▶ _AIM OF THE TASK_: Do not carry the pictures over; copy every other part of the entries exactly.

Begin RAW DATA

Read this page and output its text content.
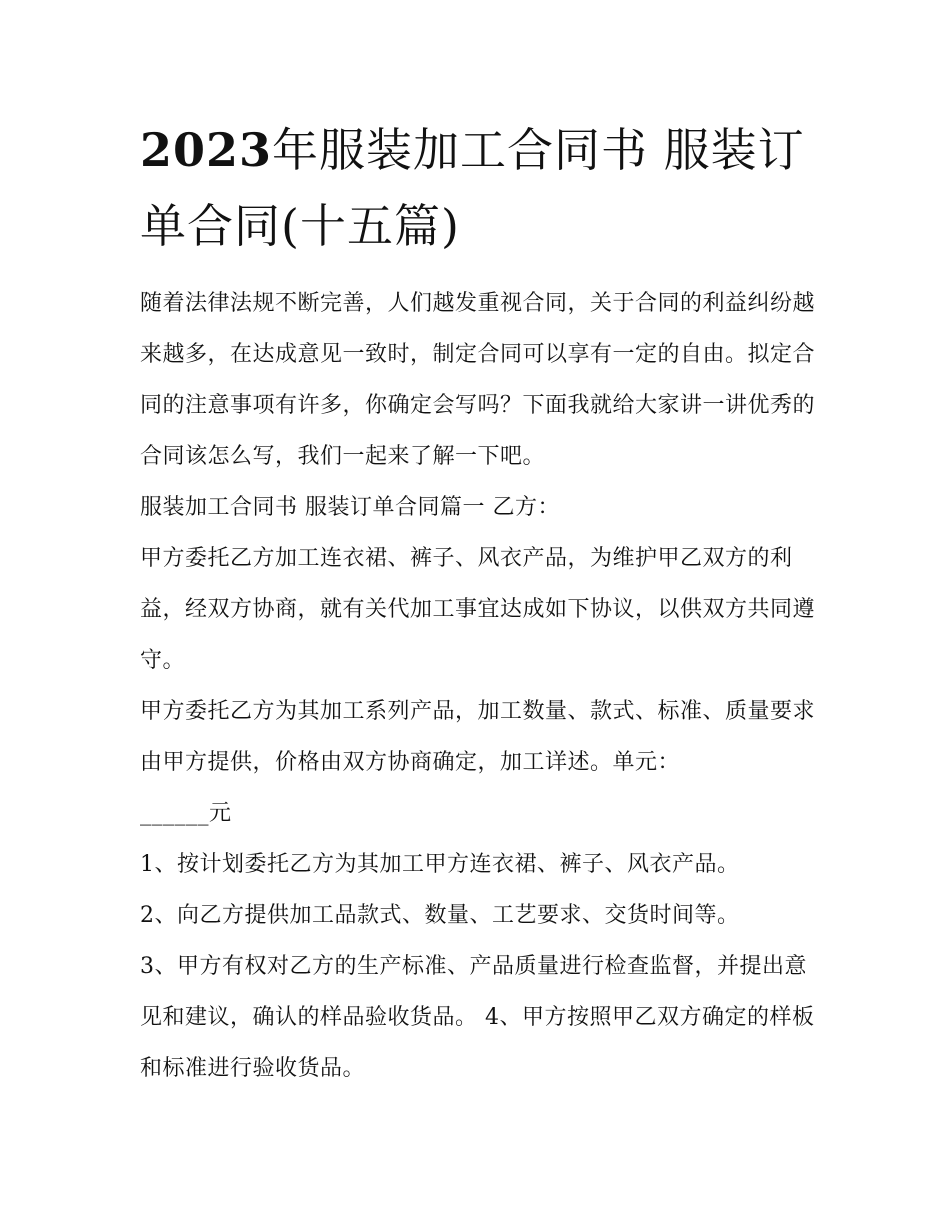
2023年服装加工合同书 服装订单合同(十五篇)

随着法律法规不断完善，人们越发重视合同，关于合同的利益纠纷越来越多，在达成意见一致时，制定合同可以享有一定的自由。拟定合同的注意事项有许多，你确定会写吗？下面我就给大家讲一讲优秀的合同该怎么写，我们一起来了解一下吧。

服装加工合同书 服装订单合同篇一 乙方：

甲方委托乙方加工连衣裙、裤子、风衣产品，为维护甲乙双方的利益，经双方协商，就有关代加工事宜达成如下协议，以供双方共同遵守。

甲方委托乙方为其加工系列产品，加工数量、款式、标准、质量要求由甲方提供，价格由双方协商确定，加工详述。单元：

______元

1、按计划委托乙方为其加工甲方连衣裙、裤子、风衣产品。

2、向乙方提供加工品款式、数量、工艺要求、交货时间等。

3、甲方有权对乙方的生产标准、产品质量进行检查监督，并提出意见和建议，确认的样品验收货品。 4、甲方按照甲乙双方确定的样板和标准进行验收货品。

End RAW DATA

▶ _EXERCISE SOLUTION_:
Read this page and output its text content.
2023年服装加工合同书 服装订单合同(十五篇)

随着法律法规不断完善，人们越发重视合同，关于合同的利益纠纷越来越多，在达成意见一致时，制定合同可以享有一定的自由。拟定合同的注意事项有许多，你确定会写吗？下面我就给大家讲一讲优秀的合同该怎么写，我们一起来了解一下吧。

服装加工合同书 服装订单合同篇一 乙方：

甲方委托乙方加工连衣裙、裤子、风衣产品，为维护甲乙双方的利益，经双方协商，就有关代加工事宜达成如下协议，以供双方共同遵守。

甲方委托乙方为其加工系列产品，加工数量、款式、标准、质量要求由甲方提供，价格由双方协商确定，加工详述。单元：

______元

1、按计划委托乙方为其加工甲方连衣裙、裤子、风衣产品。

2、向乙方提供加工品款式、数量、工艺要求、交货时间等。

3、甲方有权对乙方的生产标准、产品质量进行检查监督，并提出意见和建议，确认的样品验收货品。 4、甲方按照甲乙双方确定的样板和标准进行验收货品。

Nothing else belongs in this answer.